- [To do]: Exact copy, no pictures: output each line below as it stands.
[[ Records for this task open ]]
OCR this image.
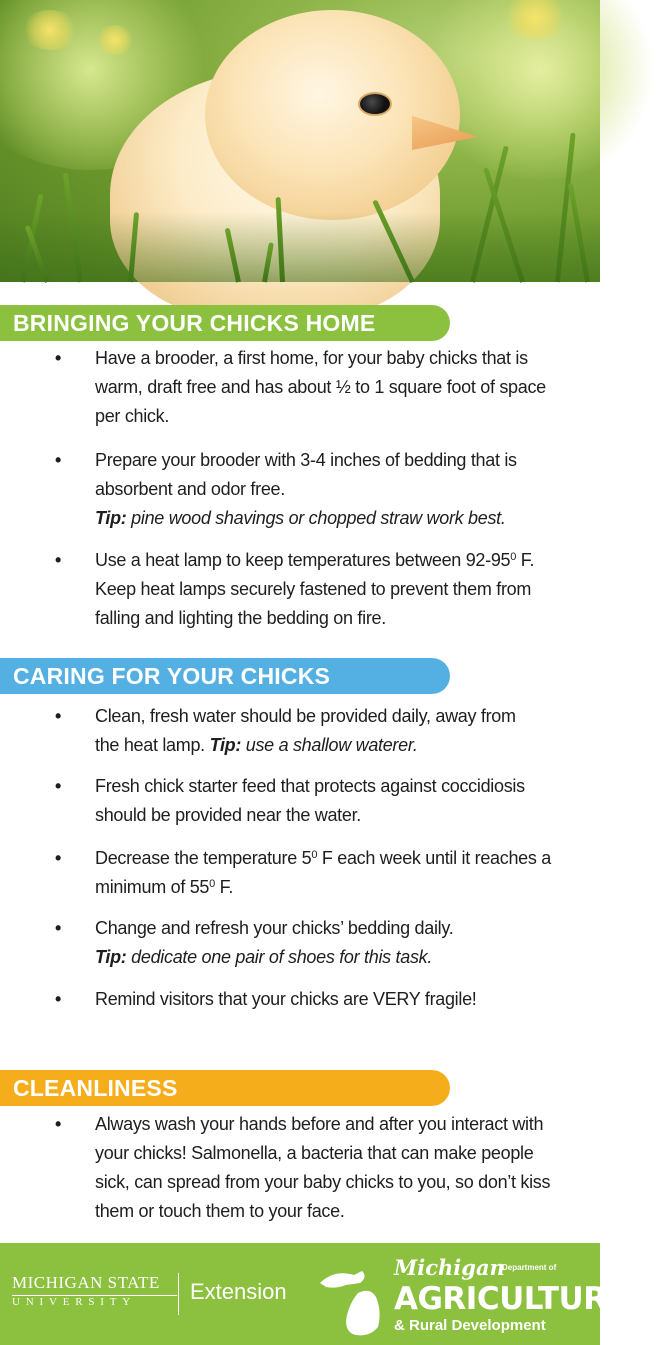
BRINGING YOUR CHICKS HOME
•	Have a brooder, a first home, for your baby chicks that is
warm, draft free and has about ½ to 1 square foot of space
per chick.
•	Prepare your brooder with 3-4 inches of bedding that is
absorbent and odor free.
Tip: pine wood shavings or chopped straw work best.
•	Use a heat lamp to keep temperatures between $92-95^0$ F.
Keep heat lamps securely fastened to prevent them from
falling and lighting the bedding on fire.
CARING FOR YOUR CHICKS
•	Clean, fresh water should be provided daily, away from
the heat lamp. Tip: use a shallow waterer.
•	Fresh chick starter feed that protects against coccidiosis
should be provided near the water.
•	Decrease the temperature $5^0$ F each week until it reaches a
minimum of $55^0$ F.
•	Change and refresh your chicks’ bedding daily.
Tip: dedicate one pair of shoes for this task.
•	Remind visitors that your chicks are VERY fragile!
CLEANLINESS
•	Always wash your hands before and after you interact with
your chicks! Salmonella, a bacteria that can make people
sick, can spread from your baby chicks to you, so don’t kiss
them or touch them to your face.
MICHIGAN STATE
UNIVERSITY	Extension
Michigan
Department of
AGRICULTURE
& Rural Development
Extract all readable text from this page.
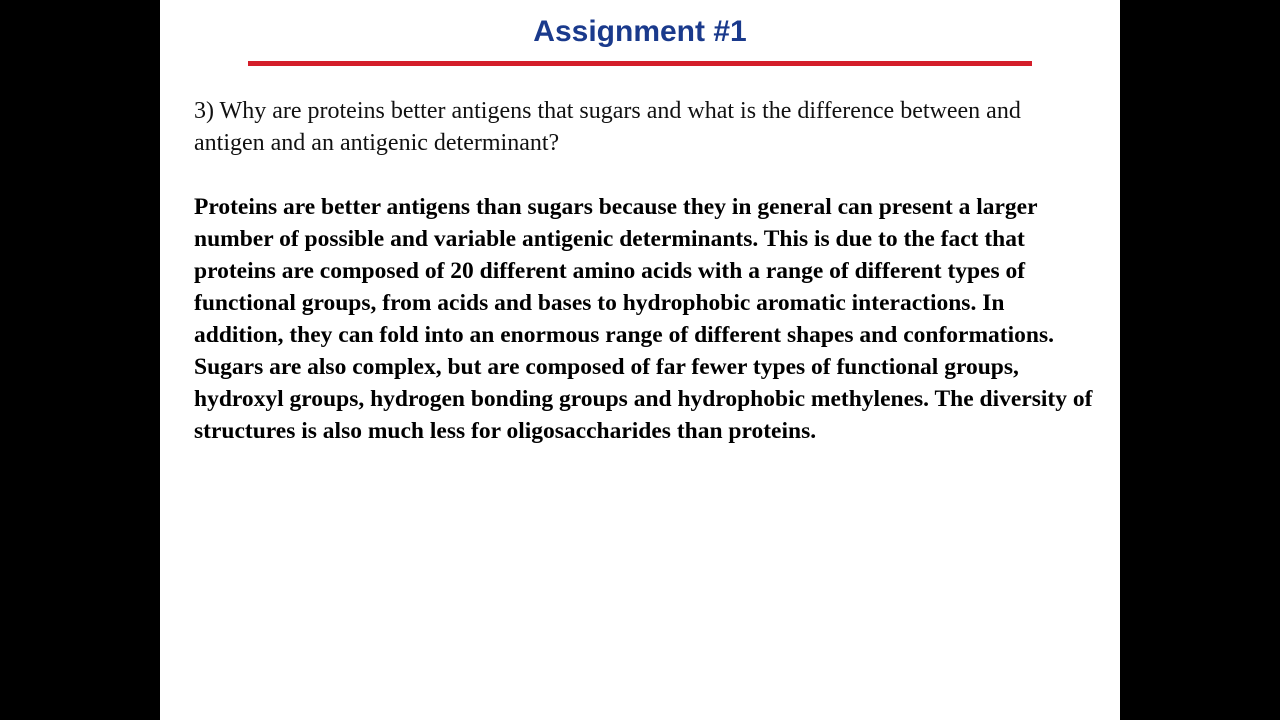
Assignment #1

3) Why are proteins better antigens that sugars and what is the difference between and antigen and an antigenic determinant?

Proteins are better antigens than sugars because they in general can present a larger number of possible and variable antigenic determinants. This is due to the fact that proteins are composed of 20 different amino acids with a range of different types of functional groups, from acids and bases to hydrophobic aromatic interactions. In addition, they can fold into an enormous range of different shapes and conformations. Sugars are also complex, but are composed of far fewer types of functional groups, hydroxyl groups, hydrogen bonding groups and hydrophobic methylenes. The diversity of structures is also much less for oligosaccharides than proteins.
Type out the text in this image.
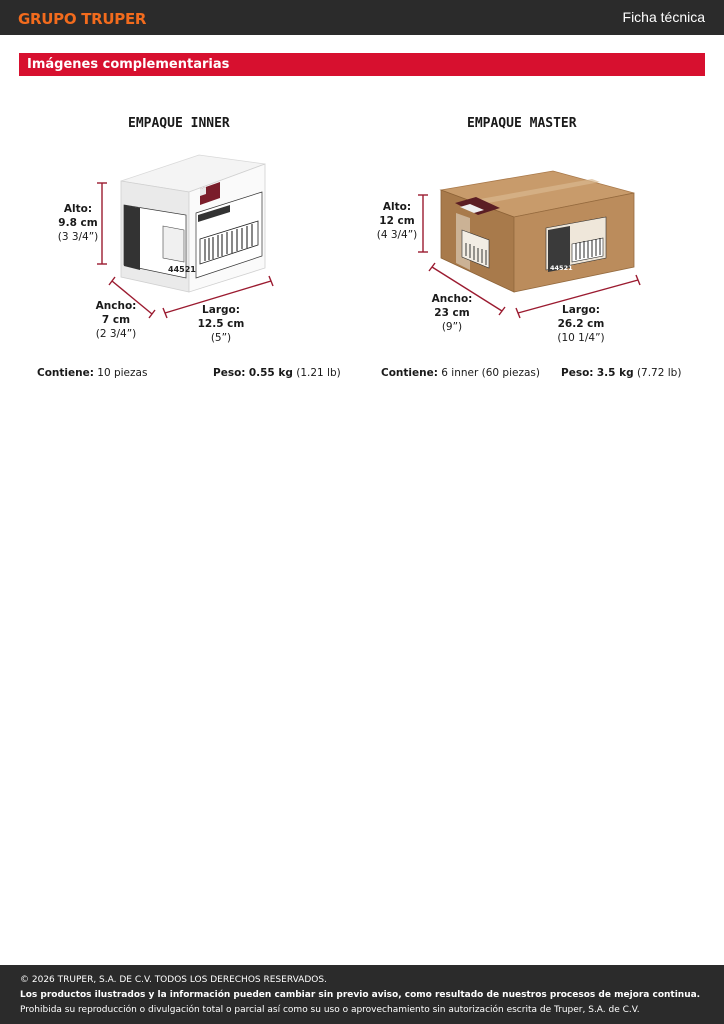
GRUPO TRUPER	Ficha técnica
Imágenes complementarias
EMPAQUE INNER
44521	44521
Alto:
9.8 cm
(3 3/4”)
Ancho:
7 cm
(2 3/4”)
Largo:
12.5 cm
(5”)
Contiene: 10 piezas	Peso: 0.55 kg (1.21 lb)
EMPAQUE MASTER
Alto:
12 cm
(4 3/4”)
Ancho:
23 cm
(9”)
Largo:
26.2 cm
(10 1/4”)
Contiene: 6 inner (60 piezas) Peso: 3.5 kg (7.72 lb)
© 2026 TRUPER, S.A. DE C.V. TODOS LOS DERECHOS RESERVADOS.
Los productos ilustrados y la información pueden cambiar sin previo aviso, como resultado de nuestros procesos de mejora continua.
Prohibida su reproducción o divulgación total o parcial así como su uso o aprovechamiento sin autorización escrita de Truper, S.A. de C.V.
[[ Records for this task closed ]]
- [Worked solution]:
OCR this image.
BRINGING YOUR CHICKS HOME
•	Have a brooder, a first home, for your baby chicks that is
warm, draft free and has about ½ to 1 square foot of space
per chick.
•	Prepare your brooder with 3-4 inches of bedding that is
absorbent and odor free.
Tip: pine wood shavings or chopped straw work best.
•	Use a heat lamp to keep temperatures between $92-95^0$ F.
Keep heat lamps securely fastened to prevent them from
falling and lighting the bedding on fire.
CARING FOR YOUR CHICKS
•	Clean, fresh water should be provided daily, away from
the heat lamp. Tip: use a shallow waterer.
•	Fresh chick starter feed that protects against coccidiosis
should be provided near the water.
•	Decrease the temperature $5^0$ F each week until it reaches a
minimum of $55^0$ F.
•	Change and refresh your chicks’ bedding daily.
Tip: dedicate one pair of shoes for this task.
•	Remind visitors that your chicks are VERY fragile!
CLEANLINESS
•	Always wash your hands before and after you interact with
your chicks! Salmonella, a bacteria that can make people
sick, can spread from your baby chicks to you, so don’t kiss
them or touch them to your face.
MICHIGAN STATE
UNIVERSITY	Extension
Michigan
Department of
AGRICULTURE
& Rural Development
Extract all readable text from this page.
Assignment #1

3) Why are proteins better antigens that sugars and what is the difference between and antigen and an antigenic determinant?

Proteins are better antigens than sugars because they in general can present a larger number of possible and variable antigenic determinants. This is due to the fact that proteins are composed of 20 different amino acids with a range of different types of functional groups, from acids and bases to hydrophobic aromatic interactions. In addition, they can fold into an enormous range of different shapes and conformations. Sugars are also complex, but are composed of far fewer types of functional groups, hydroxyl groups, hydrogen bonding groups and hydrophobic methylenes. The diversity of structures is also much less for oligosaccharides than proteins.
Type out the text in this image.
GRUPO TRUPER	Ficha técnica
Imágenes complementarias
EMPAQUE INNER
44521	44521
Alto:
9.8 cm
(3 3/4”)
Ancho:
7 cm
(2 3/4”)
Largo:
12.5 cm
(5”)
Contiene: 10 piezas	Peso: 0.55 kg (1.21 lb)
EMPAQUE MASTER
Alto:
12 cm
(4 3/4”)
Ancho:
23 cm
(9”)
Largo:
26.2 cm
(10 1/4”)
Contiene: 6 inner (60 piezas) Peso: 3.5 kg (7.72 lb)
© 2026 TRUPER, S.A. DE C.V. TODOS LOS DERECHOS RESERVADOS.
Los productos ilustrados y la información pueden cambiar sin previo aviso, como resultado de nuestros procesos de mejora continua.
Prohibida su reproducción o divulgación total o parcial así como su uso o aprovechamiento sin autorización escrita de Truper, S.A. de C.V.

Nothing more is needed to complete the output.